DATA FOR THIS EXERCISE>
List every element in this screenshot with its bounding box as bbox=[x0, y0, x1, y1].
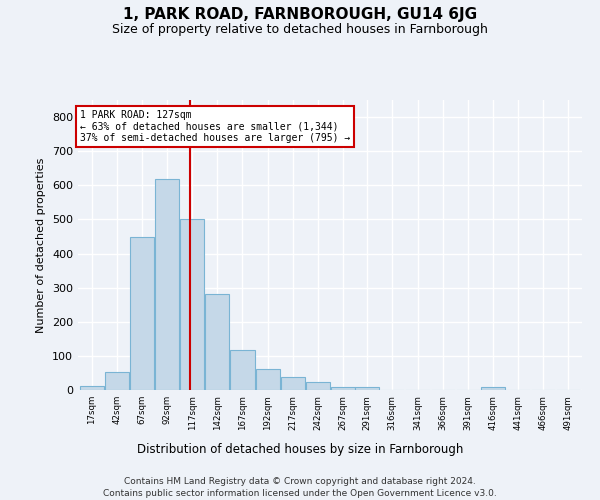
Text: 1, PARK ROAD, FARNBOROUGH, GU14 6JG: 1, PARK ROAD, FARNBOROUGH, GU14 6JG bbox=[123, 8, 477, 22]
Bar bbox=[205, 294, 229, 390]
Text: Distribution of detached houses by size in Farnborough: Distribution of detached houses by size … bbox=[137, 442, 463, 456]
Text: Contains HM Land Registry data © Crown copyright and database right 2024.: Contains HM Land Registry data © Crown c… bbox=[124, 478, 476, 486]
Text: Size of property relative to detached houses in Farnborough: Size of property relative to detached ho… bbox=[112, 22, 488, 36]
Bar bbox=[281, 378, 305, 390]
Bar bbox=[155, 179, 179, 390]
Bar bbox=[180, 220, 204, 390]
Bar bbox=[130, 238, 154, 390]
Bar bbox=[230, 350, 254, 390]
Bar bbox=[331, 386, 355, 390]
Y-axis label: Number of detached properties: Number of detached properties bbox=[37, 158, 46, 332]
Bar bbox=[256, 369, 280, 390]
Bar bbox=[306, 382, 330, 390]
Text: 1 PARK ROAD: 127sqm
← 63% of detached houses are smaller (1,344)
37% of semi-det: 1 PARK ROAD: 127sqm ← 63% of detached ho… bbox=[80, 110, 350, 144]
Bar bbox=[481, 388, 505, 390]
Bar bbox=[104, 372, 129, 390]
Bar bbox=[80, 386, 104, 390]
Text: Contains public sector information licensed under the Open Government Licence v3: Contains public sector information licen… bbox=[103, 489, 497, 498]
Bar bbox=[355, 388, 379, 390]
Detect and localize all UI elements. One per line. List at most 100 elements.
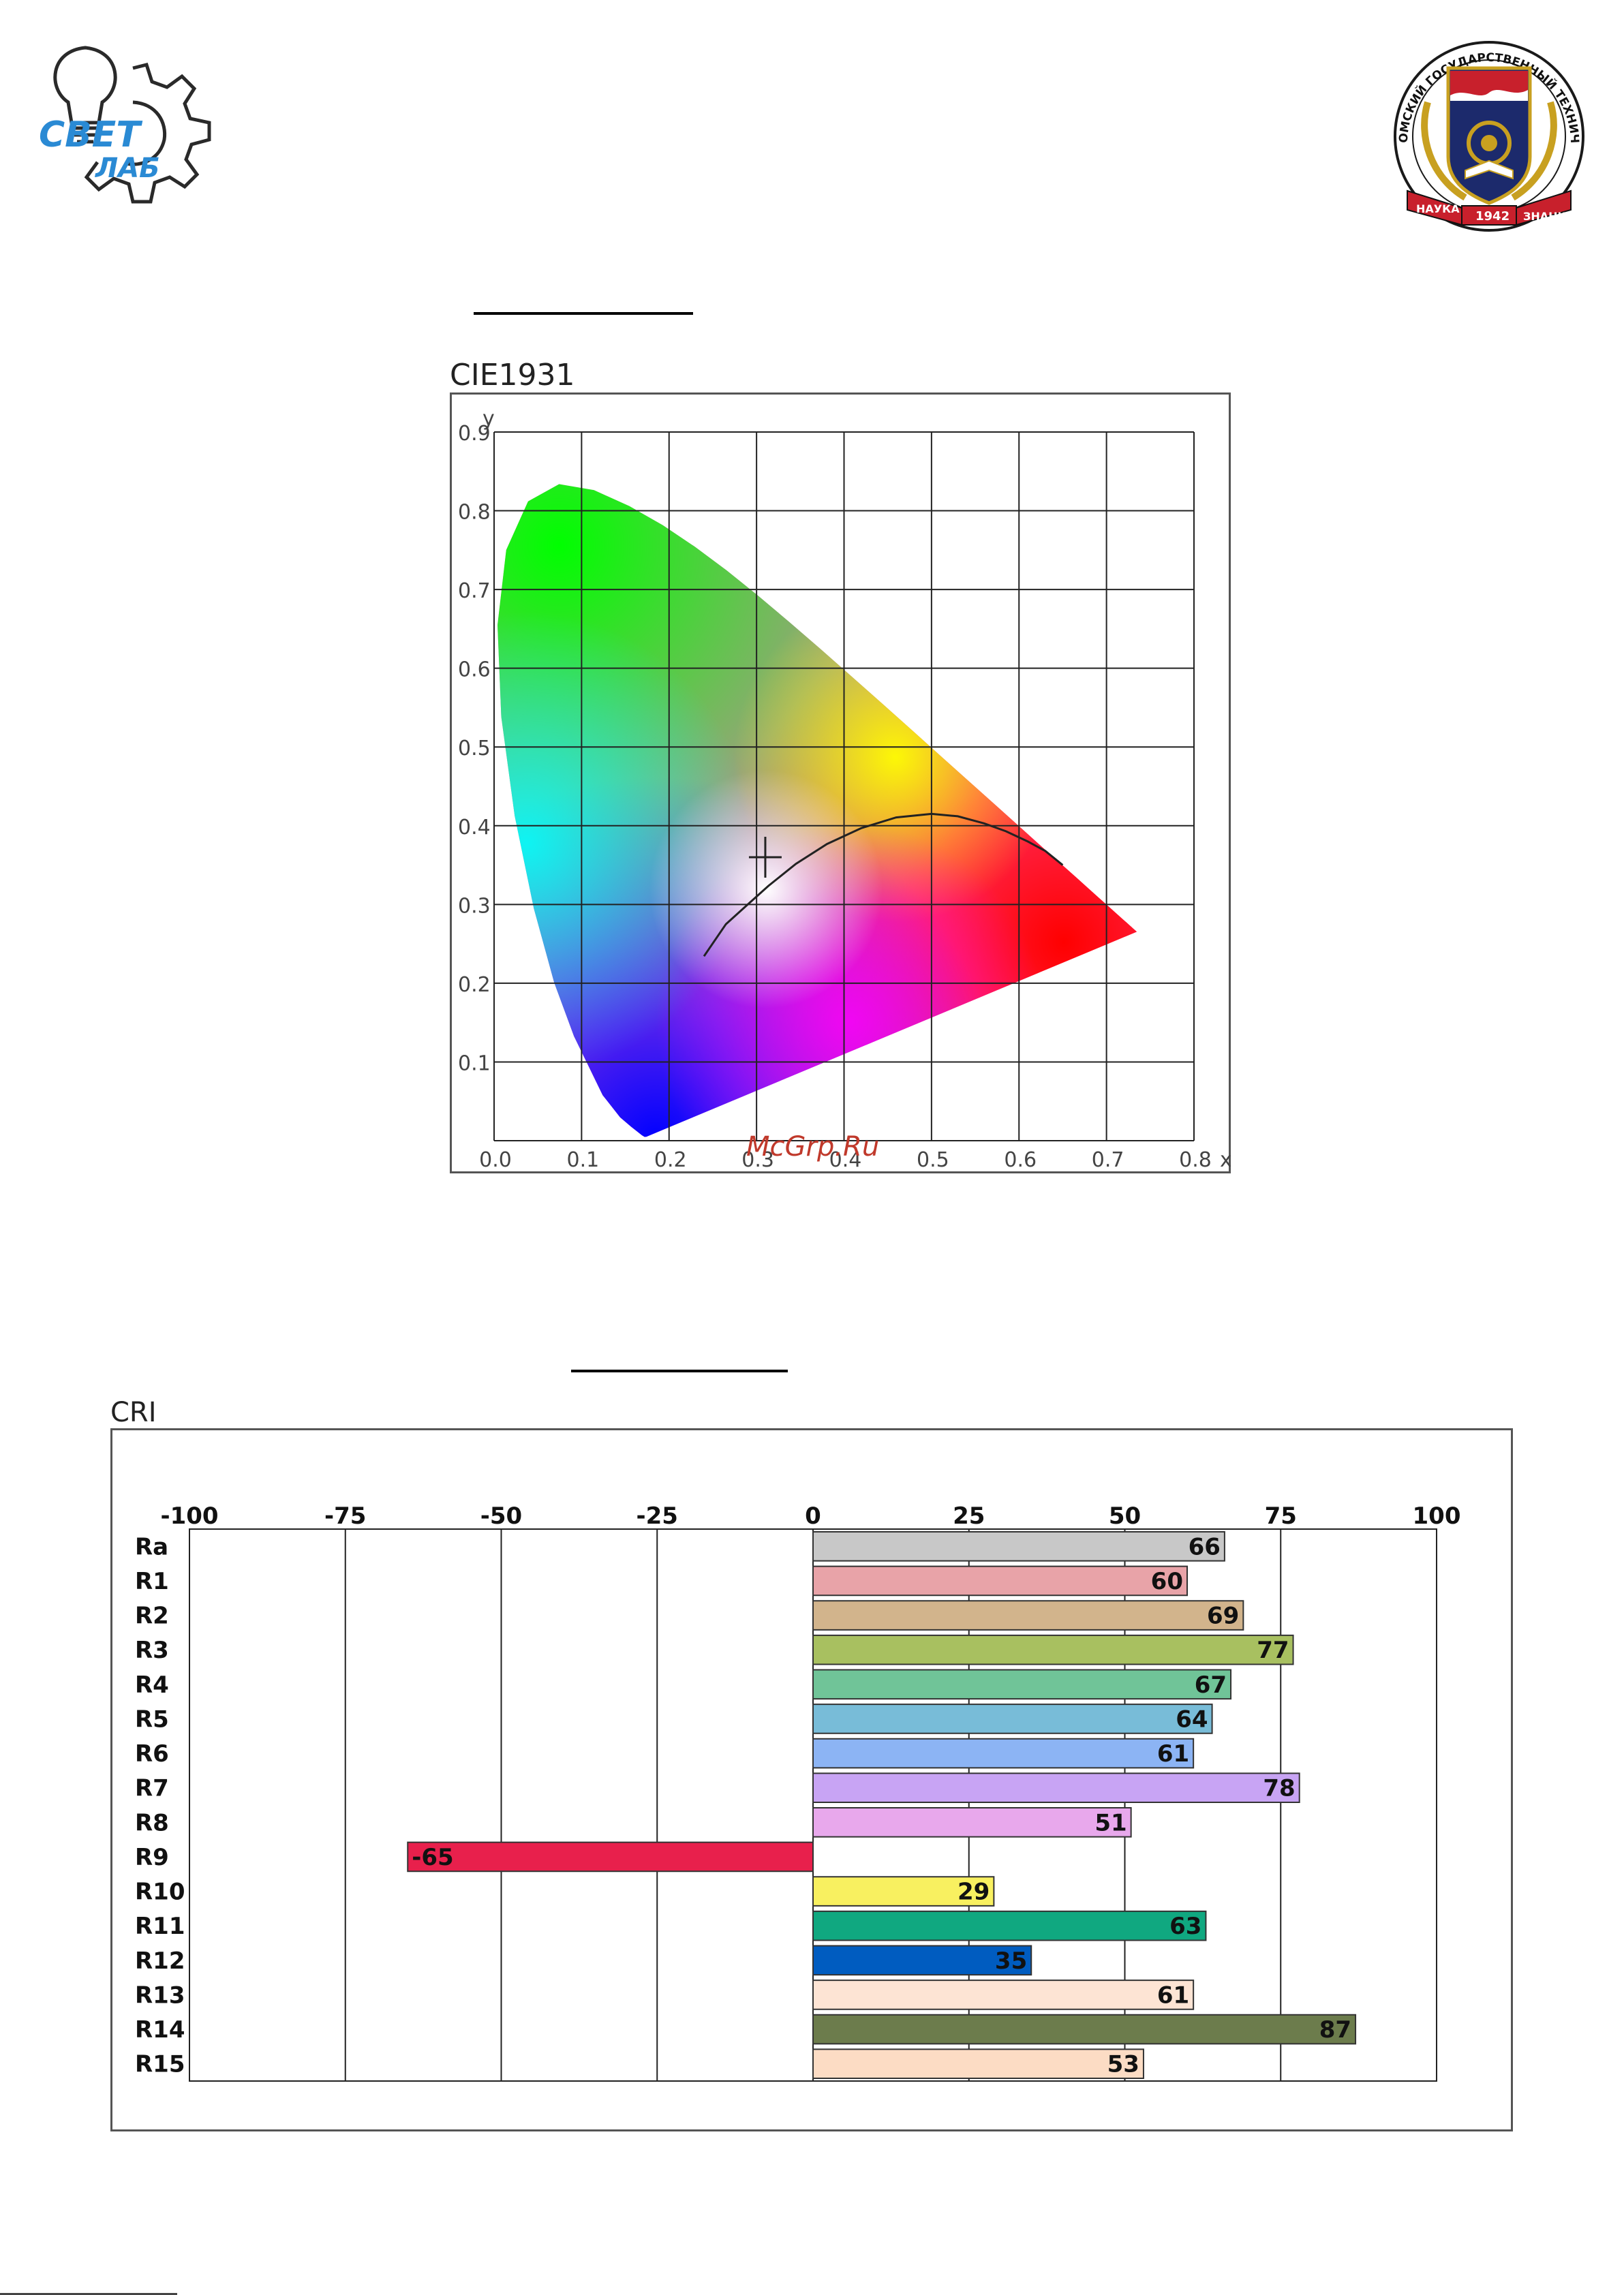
cri-category-r7: R7 <box>135 1775 169 1802</box>
cri-value-r3: 77 <box>1257 1637 1289 1664</box>
cri-category-r2: R2 <box>135 1603 169 1630</box>
cri-bar-r15 <box>812 2048 1144 2079</box>
cie-gamut-fill <box>497 484 1137 1137</box>
cie-y-tick-7: 0.7 <box>458 579 491 603</box>
cri-bar-r13 <box>812 1980 1195 2010</box>
svetlab-logo: СВЕТ ЛАБ <box>39 46 211 204</box>
cri-value-r1: 60 <box>1151 1568 1183 1595</box>
cri-value-ra: 66 <box>1189 1533 1221 1560</box>
cri-category-r15: R15 <box>135 2051 185 2078</box>
cri-category-r10: R10 <box>135 1879 185 1906</box>
cri-bar-r12 <box>812 1945 1032 1976</box>
cri-bar-r14 <box>812 2014 1357 2045</box>
cri-bar-r9 <box>407 1841 814 1873</box>
watermark-text: McGrp.Ru <box>746 1131 880 1162</box>
cie-x-tick-6: 0.6 <box>1004 1148 1037 1172</box>
cri-bar-r5 <box>812 1704 1213 1734</box>
cri-category-r1: R1 <box>135 1568 169 1595</box>
cri-value-r9: -65 <box>412 1844 453 1871</box>
cri-chart: -100 -75 -50 -25 0 25 50 75 100 Ra 66 R1 60 R2 69 R3 77 R… <box>135 1503 1460 2082</box>
cie-x-tick-2: 0.2 <box>654 1148 687 1172</box>
cie-x-tick-8: 0.8 <box>1179 1148 1212 1172</box>
cri-value-r13: 61 <box>1157 1982 1189 2009</box>
cri-bar-ra <box>812 1531 1225 1562</box>
cri-bar-r3 <box>812 1634 1294 1665</box>
cri-bar-r7 <box>812 1772 1300 1803</box>
cri-category-r9: R9 <box>135 1844 169 1871</box>
cie-y-tick-3: 0.3 <box>458 894 491 918</box>
cri-bar-r8 <box>812 1807 1132 1838</box>
shield-icon <box>1446 66 1532 205</box>
cie-chart-title: CIE1931 <box>450 358 575 392</box>
cri-x-tick-8: 100 <box>1413 1503 1461 1530</box>
cri-category-r13: R13 <box>135 1982 185 2009</box>
cri-bar-r4 <box>812 1669 1232 1700</box>
cri-value-r4: 67 <box>1195 1672 1227 1699</box>
cie-y-tick-5: 0.5 <box>458 737 491 760</box>
cie-tick-labels: 0.0 0.1 0.2 0.3 0.4 0.5 0.6 0.7 0.8 x 0.1 0.2 0.3 0.4… <box>458 407 1231 1172</box>
ribbon-text-mid: 1942 <box>1475 209 1510 224</box>
cie-x-tick-4: 0.4 <box>829 1148 862 1172</box>
cri-x-tick-2: -50 <box>480 1503 522 1530</box>
svetlab-logo-line1: СВЕТ <box>39 114 142 155</box>
cri-value-r15: 53 <box>1107 2051 1139 2078</box>
cri-x-tick-3: -25 <box>637 1503 678 1530</box>
laurel-icon <box>1421 101 1557 201</box>
gear-icon <box>84 63 211 204</box>
cri-category-r4: R4 <box>135 1672 169 1699</box>
svetlab-logo-line2: ЛАБ <box>95 153 160 184</box>
footer-rule <box>0 2293 177 2295</box>
lightbulb-icon <box>53 46 117 144</box>
cie-x-tick-3: 0.3 <box>741 1148 774 1172</box>
ribbon-text-right: ЗНАНИЕ <box>1523 210 1574 223</box>
cri-value-r8: 51 <box>1094 1809 1127 1836</box>
cri-x-tick-4: 0 <box>805 1503 821 1530</box>
cri-bar-r1 <box>812 1565 1188 1597</box>
ribbon-text-left: НАУКА <box>1416 202 1460 215</box>
cie-x-tick-5: 0.5 <box>917 1148 949 1172</box>
planckian-locus <box>703 812 1064 957</box>
cri-value-r14: 87 <box>1319 2016 1351 2044</box>
cri-category-r6: R6 <box>135 1740 169 1768</box>
cie-y-tick-1: 0.1 <box>458 1051 491 1075</box>
cie-curves <box>703 812 1064 957</box>
cri-value-r11: 63 <box>1169 1913 1201 1940</box>
cri-x-tick-5: 25 <box>953 1503 985 1530</box>
cri-value-r10: 29 <box>957 1879 990 1906</box>
cri-bar-r10 <box>812 1876 995 1907</box>
cri-category-r8: R8 <box>135 1809 169 1836</box>
cri-bar-r2 <box>812 1600 1244 1631</box>
ribbon <box>1407 189 1572 226</box>
cri-category-ra: Ra <box>135 1533 168 1560</box>
cri-category-r11: R11 <box>135 1913 185 1940</box>
cri-x-tick-7: 75 <box>1265 1503 1297 1530</box>
section-underline-cie <box>474 312 693 315</box>
cri-category-r3: R3 <box>135 1637 169 1664</box>
cie-y-tick-6: 0.6 <box>458 658 491 682</box>
cri-x-tick-6: 50 <box>1109 1503 1141 1530</box>
cri-value-r5: 64 <box>1176 1706 1208 1733</box>
section-underline-cri <box>571 1370 788 1372</box>
cri-chart-title: CRI <box>110 1397 157 1428</box>
cri-value-r2: 69 <box>1207 1603 1239 1630</box>
cie-chart-frame <box>450 392 1231 1173</box>
cie-grid <box>493 431 1195 1141</box>
cri-chart-frame <box>110 1428 1513 2131</box>
cie-y-tick-8: 0.8 <box>458 501 491 525</box>
university-emblem: ОМСКИЙ ГОСУДАРСТВЕННЫЙ ТЕХНИЧЕСКИЙ УНИВЕ… <box>1377 27 1584 232</box>
cie-x-tick-1: 0.1 <box>567 1148 600 1172</box>
cri-value-r7: 78 <box>1263 1775 1295 1802</box>
cri-bar-r6 <box>812 1738 1195 1769</box>
cri-labels: -100 -75 -50 -25 0 25 50 75 100 Ra 66 R1 60 R2 69 R3 77 R… <box>135 1503 1460 2078</box>
cie-y-axis-label: y <box>482 407 495 431</box>
cri-bars <box>407 1531 1357 2079</box>
cri-category-r12: R12 <box>135 1947 185 1975</box>
cri-x-tick-0: -100 <box>160 1503 218 1530</box>
cri-category-r14: R14 <box>135 2016 185 2044</box>
cri-bar-r11 <box>812 1910 1207 1941</box>
cri-category-r5: R5 <box>135 1706 169 1733</box>
cie-y-tick-2: 0.2 <box>458 973 491 997</box>
cri-value-r6: 61 <box>1157 1740 1189 1768</box>
cie-x-axis-label: x <box>1220 1148 1231 1172</box>
cie-x-tick-0: 0.0 <box>479 1148 512 1172</box>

PROBLEM DESCRIPTION> Can you set down everything in the listing above, from the line containing "cri-category-r7: R7 <box>135" down to the line containing "cri-bar-r13 <box>812 1980 1195 2010</box>", with both of those lines included and every character unchanged?

ANSWER FOR THE TASK>
cri-category-r7: R7 <box>135 1775 169 1802</box>
cri-value-r3: 77 <box>1257 1637 1289 1664</box>
cri-category-r2: R2 <box>135 1603 169 1630</box>
cri-bar-r15 <box>812 2048 1144 2079</box>
cie-gamut-fill <box>497 484 1137 1137</box>
cie-y-tick-7: 0.7 <box>458 579 491 603</box>
cri-bar-r13 <box>812 1980 1195 2010</box>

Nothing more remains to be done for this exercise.